→ **REQUIRED WORK**: Within this material, how many lines have the string "Tmin" in them? The answer is a number, with nothing added.

→ **Figure contents as structured data**:

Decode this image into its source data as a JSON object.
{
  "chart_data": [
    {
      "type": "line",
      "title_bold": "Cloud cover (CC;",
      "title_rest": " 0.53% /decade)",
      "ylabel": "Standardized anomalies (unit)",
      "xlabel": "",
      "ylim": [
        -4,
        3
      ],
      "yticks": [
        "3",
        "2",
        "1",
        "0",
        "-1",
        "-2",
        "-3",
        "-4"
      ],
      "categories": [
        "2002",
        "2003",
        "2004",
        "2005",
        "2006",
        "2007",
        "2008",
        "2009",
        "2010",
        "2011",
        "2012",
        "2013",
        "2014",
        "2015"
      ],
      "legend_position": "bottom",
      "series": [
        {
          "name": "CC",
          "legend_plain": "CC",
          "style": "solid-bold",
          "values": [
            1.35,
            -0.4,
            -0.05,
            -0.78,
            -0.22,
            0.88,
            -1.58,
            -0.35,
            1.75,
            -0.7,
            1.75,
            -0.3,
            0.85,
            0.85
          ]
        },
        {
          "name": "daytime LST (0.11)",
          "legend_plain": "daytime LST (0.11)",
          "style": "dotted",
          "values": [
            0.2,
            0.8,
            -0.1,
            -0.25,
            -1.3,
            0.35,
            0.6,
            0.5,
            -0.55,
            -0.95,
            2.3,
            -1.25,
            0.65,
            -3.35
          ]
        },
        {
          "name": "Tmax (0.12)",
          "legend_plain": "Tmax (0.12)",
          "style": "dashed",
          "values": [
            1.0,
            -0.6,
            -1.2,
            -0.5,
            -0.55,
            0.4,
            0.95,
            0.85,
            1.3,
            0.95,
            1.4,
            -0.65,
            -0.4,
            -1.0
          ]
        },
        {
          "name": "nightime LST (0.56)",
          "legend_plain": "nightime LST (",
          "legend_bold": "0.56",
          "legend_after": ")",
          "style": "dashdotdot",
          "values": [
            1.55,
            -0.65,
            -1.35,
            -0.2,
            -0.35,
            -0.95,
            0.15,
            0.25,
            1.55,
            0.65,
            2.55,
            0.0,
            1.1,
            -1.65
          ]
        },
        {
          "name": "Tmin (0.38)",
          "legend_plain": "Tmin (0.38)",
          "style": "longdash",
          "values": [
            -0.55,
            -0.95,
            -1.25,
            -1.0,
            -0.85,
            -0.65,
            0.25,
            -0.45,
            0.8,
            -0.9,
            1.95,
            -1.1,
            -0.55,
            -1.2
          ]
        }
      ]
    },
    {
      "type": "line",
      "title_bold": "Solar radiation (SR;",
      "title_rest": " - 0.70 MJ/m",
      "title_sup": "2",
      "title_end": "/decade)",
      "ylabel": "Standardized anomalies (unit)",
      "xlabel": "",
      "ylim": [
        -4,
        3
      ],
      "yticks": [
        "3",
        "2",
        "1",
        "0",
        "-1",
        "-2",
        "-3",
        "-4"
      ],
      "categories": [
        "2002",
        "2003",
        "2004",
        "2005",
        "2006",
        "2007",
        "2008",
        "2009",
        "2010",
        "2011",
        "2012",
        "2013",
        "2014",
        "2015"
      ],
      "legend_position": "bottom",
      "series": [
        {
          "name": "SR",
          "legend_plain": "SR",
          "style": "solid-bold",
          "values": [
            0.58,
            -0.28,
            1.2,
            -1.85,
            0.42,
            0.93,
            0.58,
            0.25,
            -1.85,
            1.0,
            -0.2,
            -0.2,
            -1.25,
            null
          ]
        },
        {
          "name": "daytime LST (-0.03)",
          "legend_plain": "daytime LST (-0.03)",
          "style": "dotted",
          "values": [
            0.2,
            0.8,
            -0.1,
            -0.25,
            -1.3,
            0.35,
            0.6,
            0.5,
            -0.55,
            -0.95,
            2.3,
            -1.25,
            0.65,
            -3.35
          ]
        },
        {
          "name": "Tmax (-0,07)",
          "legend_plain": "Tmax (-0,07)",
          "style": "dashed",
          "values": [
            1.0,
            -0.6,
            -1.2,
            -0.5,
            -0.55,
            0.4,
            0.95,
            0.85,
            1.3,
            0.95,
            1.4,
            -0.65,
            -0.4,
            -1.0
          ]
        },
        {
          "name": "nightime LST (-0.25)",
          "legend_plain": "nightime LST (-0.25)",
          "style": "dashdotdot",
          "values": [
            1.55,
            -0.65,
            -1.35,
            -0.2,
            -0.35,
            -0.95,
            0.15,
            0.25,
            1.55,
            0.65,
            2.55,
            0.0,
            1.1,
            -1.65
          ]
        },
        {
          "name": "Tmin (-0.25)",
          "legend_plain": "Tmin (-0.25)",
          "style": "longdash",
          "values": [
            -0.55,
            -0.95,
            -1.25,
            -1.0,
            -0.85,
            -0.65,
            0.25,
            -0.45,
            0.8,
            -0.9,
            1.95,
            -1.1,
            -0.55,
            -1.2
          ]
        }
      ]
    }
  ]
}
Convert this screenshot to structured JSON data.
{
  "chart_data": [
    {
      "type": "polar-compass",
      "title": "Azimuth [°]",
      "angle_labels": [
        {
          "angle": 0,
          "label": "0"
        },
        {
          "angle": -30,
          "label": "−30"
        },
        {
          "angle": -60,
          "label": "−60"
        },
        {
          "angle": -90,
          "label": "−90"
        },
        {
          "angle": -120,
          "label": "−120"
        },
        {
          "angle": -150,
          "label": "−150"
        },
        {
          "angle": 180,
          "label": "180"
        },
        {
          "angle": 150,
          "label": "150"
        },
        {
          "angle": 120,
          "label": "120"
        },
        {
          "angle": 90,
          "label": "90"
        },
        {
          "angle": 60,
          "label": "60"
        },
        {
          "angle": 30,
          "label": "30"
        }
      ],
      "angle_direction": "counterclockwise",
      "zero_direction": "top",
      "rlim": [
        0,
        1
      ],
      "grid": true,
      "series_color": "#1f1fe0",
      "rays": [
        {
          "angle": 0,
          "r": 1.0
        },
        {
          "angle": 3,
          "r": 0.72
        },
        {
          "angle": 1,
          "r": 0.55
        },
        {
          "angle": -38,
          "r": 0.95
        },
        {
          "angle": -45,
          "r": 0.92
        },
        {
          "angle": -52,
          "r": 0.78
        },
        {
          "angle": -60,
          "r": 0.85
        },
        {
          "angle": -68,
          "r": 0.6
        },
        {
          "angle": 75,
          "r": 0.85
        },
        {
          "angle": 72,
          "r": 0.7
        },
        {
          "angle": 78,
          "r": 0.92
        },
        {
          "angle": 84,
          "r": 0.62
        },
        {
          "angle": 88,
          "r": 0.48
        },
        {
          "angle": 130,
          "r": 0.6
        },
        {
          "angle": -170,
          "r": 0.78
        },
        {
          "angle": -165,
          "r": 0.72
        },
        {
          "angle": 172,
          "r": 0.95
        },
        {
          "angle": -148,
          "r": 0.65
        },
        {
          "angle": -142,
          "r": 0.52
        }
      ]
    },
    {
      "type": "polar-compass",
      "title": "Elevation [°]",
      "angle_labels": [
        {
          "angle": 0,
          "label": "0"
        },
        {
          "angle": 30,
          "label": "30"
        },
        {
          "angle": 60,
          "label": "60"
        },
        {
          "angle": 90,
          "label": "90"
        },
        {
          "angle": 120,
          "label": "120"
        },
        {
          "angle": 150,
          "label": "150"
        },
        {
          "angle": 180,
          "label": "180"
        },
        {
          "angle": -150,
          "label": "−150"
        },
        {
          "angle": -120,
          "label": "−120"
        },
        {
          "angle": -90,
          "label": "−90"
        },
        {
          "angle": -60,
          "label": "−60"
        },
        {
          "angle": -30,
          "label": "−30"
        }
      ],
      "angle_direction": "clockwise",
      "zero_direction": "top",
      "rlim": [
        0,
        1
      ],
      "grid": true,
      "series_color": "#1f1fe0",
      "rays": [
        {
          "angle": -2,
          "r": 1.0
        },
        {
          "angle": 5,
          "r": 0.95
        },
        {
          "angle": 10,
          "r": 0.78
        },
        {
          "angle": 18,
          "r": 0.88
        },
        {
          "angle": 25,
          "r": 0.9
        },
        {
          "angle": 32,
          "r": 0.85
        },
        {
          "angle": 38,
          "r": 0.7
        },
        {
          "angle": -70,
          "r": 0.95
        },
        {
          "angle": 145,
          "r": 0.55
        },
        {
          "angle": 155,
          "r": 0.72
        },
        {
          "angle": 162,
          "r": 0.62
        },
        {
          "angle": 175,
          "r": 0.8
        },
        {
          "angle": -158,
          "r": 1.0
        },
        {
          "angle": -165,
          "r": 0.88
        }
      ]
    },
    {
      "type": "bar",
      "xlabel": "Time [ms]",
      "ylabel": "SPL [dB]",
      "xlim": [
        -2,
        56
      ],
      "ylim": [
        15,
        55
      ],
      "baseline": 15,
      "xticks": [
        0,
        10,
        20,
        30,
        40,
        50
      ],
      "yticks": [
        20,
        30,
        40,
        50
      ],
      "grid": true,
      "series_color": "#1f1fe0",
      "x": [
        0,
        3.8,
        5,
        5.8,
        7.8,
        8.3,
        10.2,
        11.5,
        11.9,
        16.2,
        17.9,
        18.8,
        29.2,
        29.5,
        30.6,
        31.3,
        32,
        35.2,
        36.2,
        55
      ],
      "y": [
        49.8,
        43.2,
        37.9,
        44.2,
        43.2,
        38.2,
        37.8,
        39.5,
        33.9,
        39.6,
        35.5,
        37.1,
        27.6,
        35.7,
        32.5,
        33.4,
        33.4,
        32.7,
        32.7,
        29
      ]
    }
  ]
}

→ **ANSWER FOR THIS EXERCISE**: 4